[REQUEST] Your answer should be a single number: the count of lines that hold the word "name".

[DATA]
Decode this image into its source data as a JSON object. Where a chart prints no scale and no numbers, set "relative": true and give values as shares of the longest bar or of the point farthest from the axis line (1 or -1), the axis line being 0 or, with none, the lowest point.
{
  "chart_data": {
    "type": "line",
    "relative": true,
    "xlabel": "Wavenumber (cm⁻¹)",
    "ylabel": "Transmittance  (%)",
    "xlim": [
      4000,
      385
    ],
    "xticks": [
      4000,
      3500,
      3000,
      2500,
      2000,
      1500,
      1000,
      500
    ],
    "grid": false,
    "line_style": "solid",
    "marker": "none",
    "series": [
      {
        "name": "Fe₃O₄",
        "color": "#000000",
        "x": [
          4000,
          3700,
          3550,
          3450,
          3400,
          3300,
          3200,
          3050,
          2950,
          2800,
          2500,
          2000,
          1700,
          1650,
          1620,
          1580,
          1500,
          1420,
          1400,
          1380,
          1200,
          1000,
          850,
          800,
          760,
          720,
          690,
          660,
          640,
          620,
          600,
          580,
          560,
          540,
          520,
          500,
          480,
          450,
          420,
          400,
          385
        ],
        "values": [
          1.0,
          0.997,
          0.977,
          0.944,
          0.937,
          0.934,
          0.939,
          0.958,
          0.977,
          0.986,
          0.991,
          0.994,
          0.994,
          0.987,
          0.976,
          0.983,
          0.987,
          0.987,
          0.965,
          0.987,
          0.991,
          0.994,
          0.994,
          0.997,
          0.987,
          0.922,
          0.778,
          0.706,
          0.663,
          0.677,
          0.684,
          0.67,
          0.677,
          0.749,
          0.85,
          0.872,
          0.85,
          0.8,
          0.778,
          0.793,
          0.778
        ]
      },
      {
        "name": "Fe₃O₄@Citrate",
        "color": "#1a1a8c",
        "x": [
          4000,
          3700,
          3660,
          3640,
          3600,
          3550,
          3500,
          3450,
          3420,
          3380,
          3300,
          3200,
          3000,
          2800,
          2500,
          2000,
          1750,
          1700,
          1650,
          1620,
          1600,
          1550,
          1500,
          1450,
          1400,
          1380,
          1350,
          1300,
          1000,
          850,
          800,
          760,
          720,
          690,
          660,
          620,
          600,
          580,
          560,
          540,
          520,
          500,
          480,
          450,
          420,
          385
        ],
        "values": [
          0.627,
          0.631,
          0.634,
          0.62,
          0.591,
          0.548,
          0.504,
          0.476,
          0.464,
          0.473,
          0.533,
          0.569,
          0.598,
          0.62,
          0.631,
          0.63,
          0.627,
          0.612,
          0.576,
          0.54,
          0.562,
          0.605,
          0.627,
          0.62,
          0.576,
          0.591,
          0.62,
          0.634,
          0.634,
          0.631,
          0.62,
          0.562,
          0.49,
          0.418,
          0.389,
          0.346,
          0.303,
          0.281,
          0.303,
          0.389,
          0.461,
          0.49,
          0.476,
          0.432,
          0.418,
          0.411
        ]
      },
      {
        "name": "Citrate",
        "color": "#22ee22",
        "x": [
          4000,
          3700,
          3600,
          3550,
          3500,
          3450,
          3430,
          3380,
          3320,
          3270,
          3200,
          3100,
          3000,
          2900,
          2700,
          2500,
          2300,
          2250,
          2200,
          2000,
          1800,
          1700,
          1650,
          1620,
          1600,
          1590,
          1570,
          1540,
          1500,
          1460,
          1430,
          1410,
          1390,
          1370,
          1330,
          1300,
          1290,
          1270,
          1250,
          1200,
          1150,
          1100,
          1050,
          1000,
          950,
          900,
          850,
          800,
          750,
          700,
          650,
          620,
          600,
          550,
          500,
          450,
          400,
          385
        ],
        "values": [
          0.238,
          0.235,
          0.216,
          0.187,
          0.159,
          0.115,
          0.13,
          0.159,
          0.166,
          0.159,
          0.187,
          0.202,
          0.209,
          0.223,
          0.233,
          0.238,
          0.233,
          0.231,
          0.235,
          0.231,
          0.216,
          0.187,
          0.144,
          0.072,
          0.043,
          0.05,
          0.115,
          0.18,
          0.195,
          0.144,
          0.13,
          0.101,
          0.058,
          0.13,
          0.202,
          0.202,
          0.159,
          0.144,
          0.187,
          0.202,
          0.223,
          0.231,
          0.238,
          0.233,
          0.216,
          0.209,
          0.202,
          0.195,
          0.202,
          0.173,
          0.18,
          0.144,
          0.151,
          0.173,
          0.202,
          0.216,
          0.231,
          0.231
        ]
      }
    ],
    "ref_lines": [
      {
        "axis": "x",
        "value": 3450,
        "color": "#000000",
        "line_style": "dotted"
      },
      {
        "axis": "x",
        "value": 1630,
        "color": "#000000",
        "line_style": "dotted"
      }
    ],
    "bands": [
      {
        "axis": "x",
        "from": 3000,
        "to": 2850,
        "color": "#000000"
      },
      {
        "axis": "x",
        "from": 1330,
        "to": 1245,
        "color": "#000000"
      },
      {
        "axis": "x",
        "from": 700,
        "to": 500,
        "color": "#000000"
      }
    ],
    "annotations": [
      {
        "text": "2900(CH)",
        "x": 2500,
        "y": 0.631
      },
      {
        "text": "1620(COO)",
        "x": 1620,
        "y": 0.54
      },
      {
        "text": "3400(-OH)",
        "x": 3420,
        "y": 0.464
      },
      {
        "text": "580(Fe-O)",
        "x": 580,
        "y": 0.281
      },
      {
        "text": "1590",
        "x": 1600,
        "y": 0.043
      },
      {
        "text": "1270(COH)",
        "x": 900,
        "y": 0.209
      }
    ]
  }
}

[FINAL ANSWER] 3